### EXTRACT PROVIDED
########################################

As an aside, I raised a question about the decisions behind using DC in this way of the JISC-REPOSITORIES mailing list. This produced quite an informative discussion.
In summary, the data requires a bit of magic, presumptions and dodgy guesses to extract the information we want, and some key information – such as if the record is OA – is not extract-able at all.
How it looks
I mentioned at the top the key issue was the records didn’t link anywhere, and a second major problem in that the records could not be filtered down to those with full text available.
But there were other issues, lets look at the display to see some of them:
The URL to full text is hidden in the citation and isn’t a link (making the latter even more unreadable). Also shown below, ‘application/pdf’ not very friendly.
Subjects start with a LoC classmark. Not only hard to read but means they can’t be merged with more common subject terms used by other data sources.
And as already said, all appear to have Online Access.
Under the hood
Primo stores metadata in what are called PNX records. The structure is a little different to how you would expect data to be structured in a traditional source record; various fields are duplicated for different purposes. For example there are sections of the PNX record called ‘display’, ‘search’ and ‘facets, and each of these sections has its own Creator field, to allow the creators as displayed on screen to differ to those which are searched, and those displayed as facets. Though in most cases they are the same value.
To create a PNX record, Primo uses a set of normalisation rules unique to that data source (i.e. Eprints/SRO) to map fields in the import to those in the PNX records, with various rules to apply logic and transformations along the way. In practice most of the logic is set in creating the Display section, with other sections using the value of the corresponding display field.

########################################

### TASK REQUIREMENTS
[a] Set down a portion of the excerpt on Primo records word for word: begin at the words "In summary, the" and stop after the words "not very friendly.".
[b] According to the excerpt on Primo records, why does each section of a PNX record have its own Creator field? Answer in one to three sentences.

(Lines of data)

########################################

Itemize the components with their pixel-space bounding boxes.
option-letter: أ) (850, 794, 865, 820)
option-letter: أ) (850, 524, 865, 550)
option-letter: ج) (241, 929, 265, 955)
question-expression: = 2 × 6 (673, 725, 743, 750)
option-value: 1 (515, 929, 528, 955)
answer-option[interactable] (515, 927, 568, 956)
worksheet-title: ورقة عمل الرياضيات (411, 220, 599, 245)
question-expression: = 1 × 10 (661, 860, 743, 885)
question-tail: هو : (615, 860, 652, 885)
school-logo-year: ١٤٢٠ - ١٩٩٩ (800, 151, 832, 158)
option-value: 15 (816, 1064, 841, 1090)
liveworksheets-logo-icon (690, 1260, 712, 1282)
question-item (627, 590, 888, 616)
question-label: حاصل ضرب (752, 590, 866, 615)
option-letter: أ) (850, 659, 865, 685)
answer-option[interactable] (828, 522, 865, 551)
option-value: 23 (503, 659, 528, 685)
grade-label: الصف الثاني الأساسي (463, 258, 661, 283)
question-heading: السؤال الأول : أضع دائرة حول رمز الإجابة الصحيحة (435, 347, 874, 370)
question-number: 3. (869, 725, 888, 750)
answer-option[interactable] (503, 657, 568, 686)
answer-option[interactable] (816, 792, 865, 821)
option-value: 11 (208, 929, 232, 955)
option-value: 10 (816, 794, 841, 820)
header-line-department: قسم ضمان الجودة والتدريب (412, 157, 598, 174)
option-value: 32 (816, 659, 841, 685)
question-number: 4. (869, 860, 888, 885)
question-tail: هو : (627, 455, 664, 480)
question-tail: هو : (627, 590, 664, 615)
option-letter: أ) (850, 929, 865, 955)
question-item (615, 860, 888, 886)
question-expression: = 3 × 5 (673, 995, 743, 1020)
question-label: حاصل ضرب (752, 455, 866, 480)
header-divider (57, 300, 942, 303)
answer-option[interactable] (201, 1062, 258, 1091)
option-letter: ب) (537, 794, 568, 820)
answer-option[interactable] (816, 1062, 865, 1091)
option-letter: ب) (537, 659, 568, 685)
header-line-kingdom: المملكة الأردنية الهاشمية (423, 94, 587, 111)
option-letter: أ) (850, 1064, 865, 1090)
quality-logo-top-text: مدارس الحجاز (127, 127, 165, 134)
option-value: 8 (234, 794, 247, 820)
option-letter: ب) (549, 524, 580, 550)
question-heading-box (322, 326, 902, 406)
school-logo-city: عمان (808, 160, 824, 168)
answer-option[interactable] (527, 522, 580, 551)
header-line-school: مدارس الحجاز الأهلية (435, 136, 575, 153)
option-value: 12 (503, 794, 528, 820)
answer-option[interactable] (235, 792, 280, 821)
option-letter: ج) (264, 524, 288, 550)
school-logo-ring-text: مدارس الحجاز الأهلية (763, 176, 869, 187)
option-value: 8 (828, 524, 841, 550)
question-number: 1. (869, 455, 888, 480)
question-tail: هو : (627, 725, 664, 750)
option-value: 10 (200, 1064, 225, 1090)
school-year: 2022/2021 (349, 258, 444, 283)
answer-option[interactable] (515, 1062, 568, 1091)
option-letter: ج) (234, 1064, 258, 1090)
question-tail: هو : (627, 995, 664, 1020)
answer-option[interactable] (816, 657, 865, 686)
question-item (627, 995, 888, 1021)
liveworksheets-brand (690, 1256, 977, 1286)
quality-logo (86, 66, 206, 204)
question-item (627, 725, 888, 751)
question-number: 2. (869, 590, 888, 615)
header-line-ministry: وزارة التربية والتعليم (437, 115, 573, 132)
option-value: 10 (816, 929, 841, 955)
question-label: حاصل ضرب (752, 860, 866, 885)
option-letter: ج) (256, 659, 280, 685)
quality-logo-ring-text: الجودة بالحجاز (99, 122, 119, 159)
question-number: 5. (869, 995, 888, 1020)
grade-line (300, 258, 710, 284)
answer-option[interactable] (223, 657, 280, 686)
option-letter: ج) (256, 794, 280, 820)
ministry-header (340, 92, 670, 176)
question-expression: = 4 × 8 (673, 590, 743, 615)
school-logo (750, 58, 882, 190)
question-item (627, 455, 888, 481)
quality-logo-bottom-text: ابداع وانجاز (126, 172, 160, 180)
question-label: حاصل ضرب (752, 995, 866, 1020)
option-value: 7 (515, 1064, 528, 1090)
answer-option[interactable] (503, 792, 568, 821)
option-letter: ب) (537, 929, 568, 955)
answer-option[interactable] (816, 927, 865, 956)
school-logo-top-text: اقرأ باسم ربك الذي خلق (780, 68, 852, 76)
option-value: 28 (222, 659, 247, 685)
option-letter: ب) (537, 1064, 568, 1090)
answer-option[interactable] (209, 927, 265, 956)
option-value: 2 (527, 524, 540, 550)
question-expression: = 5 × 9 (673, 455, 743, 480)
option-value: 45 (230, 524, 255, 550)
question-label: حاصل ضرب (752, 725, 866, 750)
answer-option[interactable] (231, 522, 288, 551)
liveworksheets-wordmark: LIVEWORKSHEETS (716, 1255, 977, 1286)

########################################

### RESPONSES
[a]
In summary, the data requires a bit of magic, presumptions and dodgy guesses to extract the information we want, and some key information – such as if the record is OA – is not extract-able at all.
How it looks
I mentioned at the top the key issue was the records didn’t link anywhere, and a second major problem in that the records could not be filtered down to those with full text available.
But there were other issues, lets look at the display to see some of them:
The URL to full text is hidden in the citation and isn’t a link (making the latter even more unreadable). Also shown below, ‘application/pdf’ not very friendly.

[b] Each section (display, search and facets) has its own Creator field so that the creators displayed on screen can differ from those that are searched and from those displayed as facets. In most cases, however, they hold the same value.